■ Partes del ejercicio
- A) Convierte en una lista breve el párrafo de la reseña sobre Perdida que empieza con «Extrañado, aunque no demasiado intranquilo» y conserva sus datos principales.
- B) Según la reseña sobre Perdida, ¿qué aniversario celebra Nick Dunne el día en que su esposa no está en casa?
- C) Indica si cada afirmación coincide con la reseña sobre Perdida y cita las palabras exactas que lo deciden: (i) Nick Dunne comparte el bar con su hermana. (ii) El Cluedo puede jugarse con solo dos jugadores. (iii) El director cuenta la historia sin salir del presente.

■ Extracto de la página
+-------+

“Perdida (Gone Girl)”, por Teresa Suárez

perdida-cartel-pic33dTeresa Suárez

Aquellos que deseen informarse sobre la novela en la que está basada esta película, Perdida de Gillian Flynn, pueden leer la reseña que Ricardo Bosque, The Boss de Calibre .38, escribió allá por los albores de año 2013.

Para los que prefieran enfrentarse primero a la visión que de la misma nos ofrece David Fincher (director que domina el género como ya demostró en películas como Millennium: Los hombres que no amaban a las mujeres, Zodiac o Seven), les cuento: el día en que celebra su quinto aniversario de boda, tras tomarse una copa mañanera en el bar que tiene a medias con su hermana, al regresar a casa Nick Dunne se encuentra con que su esposa Amy no está.

Extrañado, aunque no demasiado intranquilo, Nick notifica su desaparición. La policía, pese al poco tiempo transcurrido, ante los indicios de violencia hallados en el hogar del matrimonio decide iniciar una investigación que ya desde sus inicios irrita e incomoda al señor Dunne.

Recurriendo a la analepsis, o  flashbacks,  como prefieran, el director conecta escenas del pasado con el presente para narrarnos la vida de la pareja desde que se conocieron. Según avanza la historia la versión de los hechos ofrecida por Nick comienza a tambalearse y el retrato de felicidad doméstica que intenta vendernos se vuelve cada vez más abstracto e indefinido.

Las pistas, las falsas apariencias, personajes con doble faz, los interrogatorios, no podía dejar de pensar en el Cluedo ¿lo conocen? Se trata de un juego de mesa de misterio y asesinato que requiere la participación de, al menos, tres jugadores, y que persigue descubrir quien mató a un personaje, en qué habitación y con qué arma. El objetivo es deducir los detalles del asesinato, algo que se logra enviando suposiciones a otros jugadores. Cuando un jugador cree que sabe la solución puede hacer una acusación en regla.

+-------+

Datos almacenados

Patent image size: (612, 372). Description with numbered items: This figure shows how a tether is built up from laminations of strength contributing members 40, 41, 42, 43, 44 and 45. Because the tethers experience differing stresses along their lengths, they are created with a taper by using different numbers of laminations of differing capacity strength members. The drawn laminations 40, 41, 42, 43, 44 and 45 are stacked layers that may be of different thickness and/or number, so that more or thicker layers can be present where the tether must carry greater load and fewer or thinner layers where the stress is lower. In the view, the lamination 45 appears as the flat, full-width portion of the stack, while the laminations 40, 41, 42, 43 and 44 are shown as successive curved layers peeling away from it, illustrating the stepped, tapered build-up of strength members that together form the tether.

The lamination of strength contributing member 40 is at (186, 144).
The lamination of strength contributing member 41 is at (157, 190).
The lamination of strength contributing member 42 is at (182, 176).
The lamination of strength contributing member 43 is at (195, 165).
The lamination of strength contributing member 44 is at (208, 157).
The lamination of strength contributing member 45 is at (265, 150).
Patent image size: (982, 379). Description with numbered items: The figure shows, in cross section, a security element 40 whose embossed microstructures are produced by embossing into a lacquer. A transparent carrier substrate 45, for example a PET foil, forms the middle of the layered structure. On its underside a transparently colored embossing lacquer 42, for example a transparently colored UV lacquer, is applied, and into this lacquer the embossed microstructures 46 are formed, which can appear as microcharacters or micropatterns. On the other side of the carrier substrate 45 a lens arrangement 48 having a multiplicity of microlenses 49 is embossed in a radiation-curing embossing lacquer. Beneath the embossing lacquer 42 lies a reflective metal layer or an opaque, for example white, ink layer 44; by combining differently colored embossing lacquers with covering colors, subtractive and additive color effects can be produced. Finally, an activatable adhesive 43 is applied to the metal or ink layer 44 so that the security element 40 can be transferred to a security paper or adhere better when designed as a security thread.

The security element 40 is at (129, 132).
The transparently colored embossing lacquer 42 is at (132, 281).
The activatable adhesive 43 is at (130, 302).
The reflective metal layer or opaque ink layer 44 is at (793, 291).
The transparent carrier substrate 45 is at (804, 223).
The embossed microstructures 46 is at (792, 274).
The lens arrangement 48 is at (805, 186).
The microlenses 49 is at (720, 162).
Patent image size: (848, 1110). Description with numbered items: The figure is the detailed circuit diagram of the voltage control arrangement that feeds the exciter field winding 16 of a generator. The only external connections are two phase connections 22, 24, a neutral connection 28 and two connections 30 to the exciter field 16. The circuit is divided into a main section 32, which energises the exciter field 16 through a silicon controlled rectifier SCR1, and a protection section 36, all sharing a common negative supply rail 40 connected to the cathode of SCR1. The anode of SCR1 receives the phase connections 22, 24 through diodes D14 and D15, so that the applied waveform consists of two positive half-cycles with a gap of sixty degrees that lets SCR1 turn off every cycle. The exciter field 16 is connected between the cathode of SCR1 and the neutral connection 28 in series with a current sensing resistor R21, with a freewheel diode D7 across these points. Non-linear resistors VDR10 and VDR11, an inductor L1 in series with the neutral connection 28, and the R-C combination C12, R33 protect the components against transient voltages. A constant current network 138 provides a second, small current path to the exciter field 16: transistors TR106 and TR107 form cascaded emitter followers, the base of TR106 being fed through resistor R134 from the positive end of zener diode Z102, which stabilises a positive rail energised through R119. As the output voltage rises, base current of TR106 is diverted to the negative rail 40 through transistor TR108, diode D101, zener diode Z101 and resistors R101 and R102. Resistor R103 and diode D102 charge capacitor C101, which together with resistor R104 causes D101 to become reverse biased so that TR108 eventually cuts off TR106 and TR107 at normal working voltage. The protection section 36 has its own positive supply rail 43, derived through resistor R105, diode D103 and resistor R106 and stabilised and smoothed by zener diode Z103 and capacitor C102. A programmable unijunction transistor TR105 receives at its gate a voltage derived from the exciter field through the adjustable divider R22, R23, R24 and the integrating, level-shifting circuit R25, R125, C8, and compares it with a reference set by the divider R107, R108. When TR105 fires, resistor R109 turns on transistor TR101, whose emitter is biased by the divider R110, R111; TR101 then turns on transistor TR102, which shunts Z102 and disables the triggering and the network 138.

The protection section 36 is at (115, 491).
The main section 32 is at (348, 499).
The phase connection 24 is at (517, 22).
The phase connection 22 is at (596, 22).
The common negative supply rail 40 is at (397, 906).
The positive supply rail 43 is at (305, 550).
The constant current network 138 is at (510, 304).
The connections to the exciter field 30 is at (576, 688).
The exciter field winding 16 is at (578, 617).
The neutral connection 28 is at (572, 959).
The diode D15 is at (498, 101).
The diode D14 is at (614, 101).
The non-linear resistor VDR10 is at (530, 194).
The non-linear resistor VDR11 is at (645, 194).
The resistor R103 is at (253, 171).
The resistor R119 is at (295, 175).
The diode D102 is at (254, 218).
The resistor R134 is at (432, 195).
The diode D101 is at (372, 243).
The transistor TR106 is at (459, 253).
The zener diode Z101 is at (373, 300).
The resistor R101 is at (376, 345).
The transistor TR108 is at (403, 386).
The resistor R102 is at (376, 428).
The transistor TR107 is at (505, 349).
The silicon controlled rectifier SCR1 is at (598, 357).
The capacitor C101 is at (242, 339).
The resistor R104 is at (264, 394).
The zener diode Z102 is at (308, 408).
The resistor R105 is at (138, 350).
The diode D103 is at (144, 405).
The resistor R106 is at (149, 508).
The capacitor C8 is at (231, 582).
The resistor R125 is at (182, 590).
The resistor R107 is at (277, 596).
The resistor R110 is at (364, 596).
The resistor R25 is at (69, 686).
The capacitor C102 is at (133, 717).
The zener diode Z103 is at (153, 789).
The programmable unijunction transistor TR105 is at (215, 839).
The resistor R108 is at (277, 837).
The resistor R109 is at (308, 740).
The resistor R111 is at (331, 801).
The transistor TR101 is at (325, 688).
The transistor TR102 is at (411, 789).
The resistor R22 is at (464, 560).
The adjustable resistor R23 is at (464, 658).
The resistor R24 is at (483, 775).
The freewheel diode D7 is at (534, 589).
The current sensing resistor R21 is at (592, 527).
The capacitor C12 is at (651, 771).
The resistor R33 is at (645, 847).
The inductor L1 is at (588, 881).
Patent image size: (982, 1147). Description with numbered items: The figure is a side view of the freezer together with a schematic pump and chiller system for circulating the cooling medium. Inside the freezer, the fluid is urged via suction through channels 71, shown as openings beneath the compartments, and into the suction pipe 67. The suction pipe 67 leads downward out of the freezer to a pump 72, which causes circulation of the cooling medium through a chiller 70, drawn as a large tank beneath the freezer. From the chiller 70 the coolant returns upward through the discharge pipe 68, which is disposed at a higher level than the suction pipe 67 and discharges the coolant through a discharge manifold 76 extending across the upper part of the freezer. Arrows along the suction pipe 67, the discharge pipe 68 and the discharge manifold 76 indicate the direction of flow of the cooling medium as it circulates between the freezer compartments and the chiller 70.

+-------+

■ Respuestas numeradas
- A)
- Nick, extrañado aunque no demasiado intranquilo, notifica la desaparición de su esposa.
- Pese al poco tiempo transcurrido, la policía inicia una investigación por los indicios de violencia hallados en el hogar del matrimonio.
- Desde sus inicios, la investigación irrita e incomoda al señor Dunne.

- B) Celebra su quinto aniversario de boda.

- C)
(i) Sí: «en el bar que tiene a medias con su hermana».
(ii) No: «requiere la participación de, al menos, tres jugadores».
(iii) No: «el director conecta escenas del pasado con el presente».